> Instruction: Print exactly, and only, the lines running from the line containing "Give me the" through the end of the records below.

Dataset records:
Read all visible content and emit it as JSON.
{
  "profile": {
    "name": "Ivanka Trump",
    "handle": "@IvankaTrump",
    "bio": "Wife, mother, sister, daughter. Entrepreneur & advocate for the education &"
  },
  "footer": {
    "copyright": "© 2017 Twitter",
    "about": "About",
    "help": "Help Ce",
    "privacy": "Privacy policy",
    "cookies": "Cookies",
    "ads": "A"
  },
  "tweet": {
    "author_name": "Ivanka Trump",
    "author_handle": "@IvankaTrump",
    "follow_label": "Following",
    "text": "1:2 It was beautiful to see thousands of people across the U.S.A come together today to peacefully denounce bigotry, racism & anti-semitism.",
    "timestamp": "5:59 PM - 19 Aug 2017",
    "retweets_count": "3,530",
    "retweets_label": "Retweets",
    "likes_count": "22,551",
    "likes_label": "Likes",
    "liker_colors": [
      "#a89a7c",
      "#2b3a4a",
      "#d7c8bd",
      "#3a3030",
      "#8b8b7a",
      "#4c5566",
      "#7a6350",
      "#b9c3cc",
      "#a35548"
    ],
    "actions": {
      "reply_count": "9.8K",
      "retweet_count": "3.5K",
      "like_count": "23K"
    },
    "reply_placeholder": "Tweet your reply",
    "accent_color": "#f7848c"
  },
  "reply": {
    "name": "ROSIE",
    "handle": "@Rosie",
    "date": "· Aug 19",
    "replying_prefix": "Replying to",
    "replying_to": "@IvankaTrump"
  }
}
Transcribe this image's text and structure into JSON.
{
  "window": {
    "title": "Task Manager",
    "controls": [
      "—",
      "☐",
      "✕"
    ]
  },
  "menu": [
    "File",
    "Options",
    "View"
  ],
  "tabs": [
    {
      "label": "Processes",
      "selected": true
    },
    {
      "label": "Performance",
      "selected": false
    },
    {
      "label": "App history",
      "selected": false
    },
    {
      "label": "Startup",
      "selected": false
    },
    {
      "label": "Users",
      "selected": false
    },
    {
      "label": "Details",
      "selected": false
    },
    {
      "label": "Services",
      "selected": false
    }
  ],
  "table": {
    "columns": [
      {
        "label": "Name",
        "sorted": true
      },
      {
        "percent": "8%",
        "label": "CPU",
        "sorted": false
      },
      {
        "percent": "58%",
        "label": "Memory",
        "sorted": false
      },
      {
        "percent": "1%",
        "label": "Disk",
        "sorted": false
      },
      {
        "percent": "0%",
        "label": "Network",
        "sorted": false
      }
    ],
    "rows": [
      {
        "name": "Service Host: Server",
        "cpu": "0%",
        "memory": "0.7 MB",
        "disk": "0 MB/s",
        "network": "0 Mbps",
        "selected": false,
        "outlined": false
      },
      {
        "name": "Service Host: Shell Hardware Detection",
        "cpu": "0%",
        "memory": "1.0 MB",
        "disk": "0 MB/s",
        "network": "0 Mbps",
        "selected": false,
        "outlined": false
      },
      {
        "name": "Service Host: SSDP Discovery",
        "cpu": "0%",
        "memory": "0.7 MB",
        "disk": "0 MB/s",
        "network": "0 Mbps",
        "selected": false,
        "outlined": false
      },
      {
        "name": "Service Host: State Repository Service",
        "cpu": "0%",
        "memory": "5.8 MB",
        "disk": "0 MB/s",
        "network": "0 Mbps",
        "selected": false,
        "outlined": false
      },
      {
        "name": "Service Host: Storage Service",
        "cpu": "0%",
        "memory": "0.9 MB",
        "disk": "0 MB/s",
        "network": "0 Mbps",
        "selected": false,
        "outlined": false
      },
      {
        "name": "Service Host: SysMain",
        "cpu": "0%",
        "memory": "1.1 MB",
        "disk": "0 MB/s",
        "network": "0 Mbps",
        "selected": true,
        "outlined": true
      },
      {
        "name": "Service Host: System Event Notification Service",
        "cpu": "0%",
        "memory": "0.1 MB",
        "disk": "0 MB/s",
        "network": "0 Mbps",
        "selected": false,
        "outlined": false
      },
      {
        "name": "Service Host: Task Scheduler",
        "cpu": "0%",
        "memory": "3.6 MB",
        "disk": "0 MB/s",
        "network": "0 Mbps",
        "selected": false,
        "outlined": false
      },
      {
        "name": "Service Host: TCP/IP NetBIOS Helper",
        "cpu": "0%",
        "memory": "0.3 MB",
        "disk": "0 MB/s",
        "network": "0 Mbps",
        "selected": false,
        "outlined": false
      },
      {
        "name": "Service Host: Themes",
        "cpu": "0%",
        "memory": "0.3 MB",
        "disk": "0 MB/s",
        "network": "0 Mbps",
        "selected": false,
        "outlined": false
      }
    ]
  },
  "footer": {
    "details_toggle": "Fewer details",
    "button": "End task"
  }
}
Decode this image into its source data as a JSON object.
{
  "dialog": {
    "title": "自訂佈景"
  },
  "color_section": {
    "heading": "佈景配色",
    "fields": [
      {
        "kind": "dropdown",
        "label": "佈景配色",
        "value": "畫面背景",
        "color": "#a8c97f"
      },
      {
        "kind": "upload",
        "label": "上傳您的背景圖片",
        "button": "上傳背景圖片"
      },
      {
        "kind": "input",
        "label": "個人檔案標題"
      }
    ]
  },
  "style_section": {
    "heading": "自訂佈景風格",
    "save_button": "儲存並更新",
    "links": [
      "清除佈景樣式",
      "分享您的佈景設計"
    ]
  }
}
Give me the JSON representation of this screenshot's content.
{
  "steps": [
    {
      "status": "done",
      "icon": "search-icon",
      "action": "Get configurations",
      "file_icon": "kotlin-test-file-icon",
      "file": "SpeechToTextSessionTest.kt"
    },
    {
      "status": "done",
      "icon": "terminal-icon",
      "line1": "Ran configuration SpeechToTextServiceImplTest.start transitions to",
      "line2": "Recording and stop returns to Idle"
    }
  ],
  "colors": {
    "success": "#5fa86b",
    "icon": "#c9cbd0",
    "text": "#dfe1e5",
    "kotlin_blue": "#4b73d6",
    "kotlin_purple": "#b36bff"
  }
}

> Final result:
Give me the JSON representation of this screenshot's content.
{
  "steps": [
    {
      "status": "done",
      "icon": "search-icon",
      "action": "Get configurations",
      "file_icon": "kotlin-test-file-icon",
      "file": "SpeechToTextSessionTest.kt"
    },
    {
      "status": "done",
      "icon": "terminal-icon",
      "line1": "Ran configuration SpeechToTextServiceImplTest.start transitions to",
      "line2": "Recording and stop returns to Idle"
    }
  ],
  "colors": {
    "success": "#5fa86b",
    "icon": "#c9cbd0",
    "text": "#dfe1e5",
    "kotlin_blue": "#4b73d6",
    "kotlin_purple": "#b36bff"
  }
}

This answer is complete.